### What you should do
Take every line from the listing below that contains "xlabel".

------------

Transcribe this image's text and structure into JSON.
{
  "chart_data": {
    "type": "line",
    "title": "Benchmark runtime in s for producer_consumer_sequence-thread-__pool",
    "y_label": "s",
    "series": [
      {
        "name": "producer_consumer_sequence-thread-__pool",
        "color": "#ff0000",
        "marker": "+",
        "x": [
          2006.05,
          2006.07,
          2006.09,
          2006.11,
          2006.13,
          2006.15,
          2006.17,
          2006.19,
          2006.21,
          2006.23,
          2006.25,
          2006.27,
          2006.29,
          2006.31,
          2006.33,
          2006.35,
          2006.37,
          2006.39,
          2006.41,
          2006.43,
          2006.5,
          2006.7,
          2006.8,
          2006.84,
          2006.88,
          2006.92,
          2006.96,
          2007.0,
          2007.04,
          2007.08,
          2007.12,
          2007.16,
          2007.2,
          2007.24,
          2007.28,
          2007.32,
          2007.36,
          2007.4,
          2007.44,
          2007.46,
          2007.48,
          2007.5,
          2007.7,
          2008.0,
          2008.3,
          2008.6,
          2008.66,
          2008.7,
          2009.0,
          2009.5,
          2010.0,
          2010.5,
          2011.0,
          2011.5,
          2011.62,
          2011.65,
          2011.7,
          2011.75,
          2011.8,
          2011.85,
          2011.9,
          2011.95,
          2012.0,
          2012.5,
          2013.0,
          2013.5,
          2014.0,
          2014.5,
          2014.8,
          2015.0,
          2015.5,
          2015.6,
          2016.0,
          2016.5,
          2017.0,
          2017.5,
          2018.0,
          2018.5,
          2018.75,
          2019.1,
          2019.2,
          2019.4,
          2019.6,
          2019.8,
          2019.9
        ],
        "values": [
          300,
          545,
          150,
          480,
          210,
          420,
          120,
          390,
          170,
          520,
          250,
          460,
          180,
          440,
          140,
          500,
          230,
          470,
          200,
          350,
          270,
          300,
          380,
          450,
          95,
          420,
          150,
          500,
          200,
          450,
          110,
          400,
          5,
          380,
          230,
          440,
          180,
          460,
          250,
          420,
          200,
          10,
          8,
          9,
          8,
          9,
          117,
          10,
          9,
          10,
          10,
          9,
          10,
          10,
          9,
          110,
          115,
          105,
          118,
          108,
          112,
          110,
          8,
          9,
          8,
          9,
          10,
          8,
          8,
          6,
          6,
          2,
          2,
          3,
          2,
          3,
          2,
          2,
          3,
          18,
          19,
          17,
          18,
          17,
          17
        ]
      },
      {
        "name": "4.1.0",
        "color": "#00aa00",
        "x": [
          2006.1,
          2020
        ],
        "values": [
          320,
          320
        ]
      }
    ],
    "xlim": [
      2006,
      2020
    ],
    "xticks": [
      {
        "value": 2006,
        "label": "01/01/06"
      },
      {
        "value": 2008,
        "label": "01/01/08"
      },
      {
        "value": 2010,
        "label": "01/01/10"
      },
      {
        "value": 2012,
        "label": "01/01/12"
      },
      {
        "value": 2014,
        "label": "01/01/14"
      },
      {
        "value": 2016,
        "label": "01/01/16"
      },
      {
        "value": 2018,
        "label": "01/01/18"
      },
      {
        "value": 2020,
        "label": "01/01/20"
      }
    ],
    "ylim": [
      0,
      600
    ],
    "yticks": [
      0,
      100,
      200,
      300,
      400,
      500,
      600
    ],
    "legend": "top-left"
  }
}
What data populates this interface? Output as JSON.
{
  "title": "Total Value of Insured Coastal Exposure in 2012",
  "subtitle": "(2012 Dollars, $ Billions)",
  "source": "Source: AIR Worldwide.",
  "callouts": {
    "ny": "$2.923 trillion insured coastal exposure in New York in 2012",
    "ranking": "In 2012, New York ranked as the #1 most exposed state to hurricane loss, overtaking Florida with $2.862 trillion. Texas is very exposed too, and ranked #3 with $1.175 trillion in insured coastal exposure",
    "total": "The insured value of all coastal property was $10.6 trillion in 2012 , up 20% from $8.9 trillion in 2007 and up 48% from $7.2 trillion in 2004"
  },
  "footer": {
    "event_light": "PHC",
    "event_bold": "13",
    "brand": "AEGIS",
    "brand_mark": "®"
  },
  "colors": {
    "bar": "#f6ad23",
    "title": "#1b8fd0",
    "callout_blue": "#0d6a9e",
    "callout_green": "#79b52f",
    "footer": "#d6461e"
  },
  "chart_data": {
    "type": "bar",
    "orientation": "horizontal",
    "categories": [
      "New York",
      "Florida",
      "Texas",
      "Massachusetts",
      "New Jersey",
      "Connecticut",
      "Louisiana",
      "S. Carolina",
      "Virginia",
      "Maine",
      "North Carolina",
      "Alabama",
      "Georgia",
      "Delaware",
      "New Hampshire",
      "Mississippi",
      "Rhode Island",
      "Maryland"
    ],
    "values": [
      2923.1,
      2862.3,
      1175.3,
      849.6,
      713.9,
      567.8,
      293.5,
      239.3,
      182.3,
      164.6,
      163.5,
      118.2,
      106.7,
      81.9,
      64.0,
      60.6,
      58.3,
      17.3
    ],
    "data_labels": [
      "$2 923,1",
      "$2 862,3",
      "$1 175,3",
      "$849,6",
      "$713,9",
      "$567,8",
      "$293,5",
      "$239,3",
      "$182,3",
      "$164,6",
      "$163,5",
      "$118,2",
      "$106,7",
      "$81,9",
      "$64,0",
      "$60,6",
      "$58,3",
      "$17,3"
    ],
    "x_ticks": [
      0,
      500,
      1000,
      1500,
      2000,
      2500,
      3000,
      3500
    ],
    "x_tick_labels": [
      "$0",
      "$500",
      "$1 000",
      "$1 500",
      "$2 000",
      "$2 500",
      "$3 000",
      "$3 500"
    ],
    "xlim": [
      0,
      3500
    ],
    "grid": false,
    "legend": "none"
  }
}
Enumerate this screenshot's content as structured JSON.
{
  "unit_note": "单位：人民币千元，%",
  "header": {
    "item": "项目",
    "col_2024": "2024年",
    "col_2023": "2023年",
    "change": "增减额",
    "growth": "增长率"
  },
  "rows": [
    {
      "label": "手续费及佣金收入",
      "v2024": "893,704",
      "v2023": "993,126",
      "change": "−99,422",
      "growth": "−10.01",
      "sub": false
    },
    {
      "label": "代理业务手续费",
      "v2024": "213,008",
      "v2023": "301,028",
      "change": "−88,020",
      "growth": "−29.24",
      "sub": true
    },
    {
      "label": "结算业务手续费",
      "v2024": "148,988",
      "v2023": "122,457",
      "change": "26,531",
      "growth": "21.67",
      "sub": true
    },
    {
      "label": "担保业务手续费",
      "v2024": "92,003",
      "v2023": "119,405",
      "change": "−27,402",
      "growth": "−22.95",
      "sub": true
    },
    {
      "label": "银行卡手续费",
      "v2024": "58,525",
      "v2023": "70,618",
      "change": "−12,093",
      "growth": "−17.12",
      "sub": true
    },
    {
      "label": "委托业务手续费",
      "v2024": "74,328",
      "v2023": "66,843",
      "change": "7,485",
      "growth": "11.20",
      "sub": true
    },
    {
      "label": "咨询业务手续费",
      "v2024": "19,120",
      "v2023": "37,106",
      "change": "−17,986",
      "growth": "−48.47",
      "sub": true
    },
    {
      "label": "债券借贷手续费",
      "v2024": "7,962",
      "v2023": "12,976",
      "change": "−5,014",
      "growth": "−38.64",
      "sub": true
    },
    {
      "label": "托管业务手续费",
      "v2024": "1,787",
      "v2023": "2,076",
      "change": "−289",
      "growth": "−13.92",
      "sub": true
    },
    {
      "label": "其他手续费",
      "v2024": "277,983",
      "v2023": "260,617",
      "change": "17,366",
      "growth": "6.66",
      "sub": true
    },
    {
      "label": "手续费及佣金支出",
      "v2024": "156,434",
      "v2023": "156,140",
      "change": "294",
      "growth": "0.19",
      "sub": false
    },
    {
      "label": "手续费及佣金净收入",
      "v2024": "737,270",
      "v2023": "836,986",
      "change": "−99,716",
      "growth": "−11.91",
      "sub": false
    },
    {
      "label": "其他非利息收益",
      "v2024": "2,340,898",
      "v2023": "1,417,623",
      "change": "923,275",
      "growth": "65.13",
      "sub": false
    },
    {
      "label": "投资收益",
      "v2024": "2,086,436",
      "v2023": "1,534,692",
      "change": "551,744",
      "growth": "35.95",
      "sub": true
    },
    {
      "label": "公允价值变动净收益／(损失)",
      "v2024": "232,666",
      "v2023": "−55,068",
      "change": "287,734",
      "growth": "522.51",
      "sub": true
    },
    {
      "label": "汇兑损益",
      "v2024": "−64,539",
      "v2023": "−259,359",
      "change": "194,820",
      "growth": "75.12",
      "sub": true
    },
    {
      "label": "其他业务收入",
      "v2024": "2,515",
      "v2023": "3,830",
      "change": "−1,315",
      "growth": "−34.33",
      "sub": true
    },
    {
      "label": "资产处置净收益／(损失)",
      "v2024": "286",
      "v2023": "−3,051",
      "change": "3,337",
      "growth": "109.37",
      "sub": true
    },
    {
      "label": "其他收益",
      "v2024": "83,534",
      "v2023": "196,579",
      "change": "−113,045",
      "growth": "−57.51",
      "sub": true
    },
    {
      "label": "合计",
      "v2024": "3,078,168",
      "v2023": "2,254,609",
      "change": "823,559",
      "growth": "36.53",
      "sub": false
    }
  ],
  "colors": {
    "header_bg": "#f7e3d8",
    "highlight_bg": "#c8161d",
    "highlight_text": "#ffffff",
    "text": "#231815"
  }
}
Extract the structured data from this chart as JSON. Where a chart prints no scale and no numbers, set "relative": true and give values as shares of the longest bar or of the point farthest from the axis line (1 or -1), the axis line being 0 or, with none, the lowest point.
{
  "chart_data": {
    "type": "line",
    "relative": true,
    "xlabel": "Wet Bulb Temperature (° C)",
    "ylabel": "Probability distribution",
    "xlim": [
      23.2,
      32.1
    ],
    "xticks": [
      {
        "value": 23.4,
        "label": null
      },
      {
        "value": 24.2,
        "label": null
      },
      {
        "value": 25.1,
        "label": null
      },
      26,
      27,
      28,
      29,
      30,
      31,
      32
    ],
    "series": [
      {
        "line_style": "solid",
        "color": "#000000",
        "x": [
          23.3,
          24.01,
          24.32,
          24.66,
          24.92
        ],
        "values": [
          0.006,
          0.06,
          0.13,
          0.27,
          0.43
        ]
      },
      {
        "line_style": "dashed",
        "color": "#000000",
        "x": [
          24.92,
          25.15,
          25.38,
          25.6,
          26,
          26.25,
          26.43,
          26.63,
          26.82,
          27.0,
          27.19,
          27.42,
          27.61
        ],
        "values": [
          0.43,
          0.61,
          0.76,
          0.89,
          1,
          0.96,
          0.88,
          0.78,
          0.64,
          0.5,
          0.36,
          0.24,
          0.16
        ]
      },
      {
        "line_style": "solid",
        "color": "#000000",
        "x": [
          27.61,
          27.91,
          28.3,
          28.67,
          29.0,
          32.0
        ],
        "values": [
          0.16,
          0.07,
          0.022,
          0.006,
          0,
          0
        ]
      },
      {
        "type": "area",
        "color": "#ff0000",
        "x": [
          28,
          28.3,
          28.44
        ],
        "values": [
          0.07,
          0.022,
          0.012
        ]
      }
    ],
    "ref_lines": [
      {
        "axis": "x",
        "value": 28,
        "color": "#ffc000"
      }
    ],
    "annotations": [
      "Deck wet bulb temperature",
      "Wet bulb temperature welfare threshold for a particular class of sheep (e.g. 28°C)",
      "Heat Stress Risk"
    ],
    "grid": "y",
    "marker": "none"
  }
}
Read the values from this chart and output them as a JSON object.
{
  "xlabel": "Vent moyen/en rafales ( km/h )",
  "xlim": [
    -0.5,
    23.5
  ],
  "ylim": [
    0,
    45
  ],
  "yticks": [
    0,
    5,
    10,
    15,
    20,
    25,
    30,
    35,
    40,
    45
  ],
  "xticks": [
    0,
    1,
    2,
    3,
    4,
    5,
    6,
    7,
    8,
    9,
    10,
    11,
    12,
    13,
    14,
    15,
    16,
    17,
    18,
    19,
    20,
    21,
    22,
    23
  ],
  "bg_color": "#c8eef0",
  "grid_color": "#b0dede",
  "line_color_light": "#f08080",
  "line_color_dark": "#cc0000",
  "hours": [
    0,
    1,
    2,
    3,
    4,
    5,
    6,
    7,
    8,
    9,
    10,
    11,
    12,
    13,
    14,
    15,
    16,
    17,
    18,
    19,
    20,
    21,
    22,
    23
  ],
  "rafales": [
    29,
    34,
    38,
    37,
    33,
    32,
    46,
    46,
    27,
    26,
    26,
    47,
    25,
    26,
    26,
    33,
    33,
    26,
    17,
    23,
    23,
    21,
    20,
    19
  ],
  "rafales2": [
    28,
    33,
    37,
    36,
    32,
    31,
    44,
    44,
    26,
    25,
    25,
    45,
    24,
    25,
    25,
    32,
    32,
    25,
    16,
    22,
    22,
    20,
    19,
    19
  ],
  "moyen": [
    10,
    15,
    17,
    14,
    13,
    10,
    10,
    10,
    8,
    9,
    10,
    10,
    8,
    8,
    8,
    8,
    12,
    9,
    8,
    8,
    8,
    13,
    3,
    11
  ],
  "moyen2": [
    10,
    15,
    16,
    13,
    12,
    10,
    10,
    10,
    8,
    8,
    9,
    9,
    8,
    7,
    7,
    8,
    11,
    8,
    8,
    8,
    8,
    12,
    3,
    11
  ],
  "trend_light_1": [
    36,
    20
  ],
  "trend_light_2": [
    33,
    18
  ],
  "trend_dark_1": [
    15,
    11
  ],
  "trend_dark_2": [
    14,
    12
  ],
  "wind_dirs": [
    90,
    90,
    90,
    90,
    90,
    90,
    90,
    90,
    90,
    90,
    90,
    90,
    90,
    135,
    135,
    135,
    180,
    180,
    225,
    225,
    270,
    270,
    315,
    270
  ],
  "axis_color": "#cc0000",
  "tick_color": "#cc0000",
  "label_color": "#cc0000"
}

------------

### Task output
    "xlabel": "Wet Bulb Temperature (° C)",
  "xlabel": "Vent moyen/en rafales ( km/h )",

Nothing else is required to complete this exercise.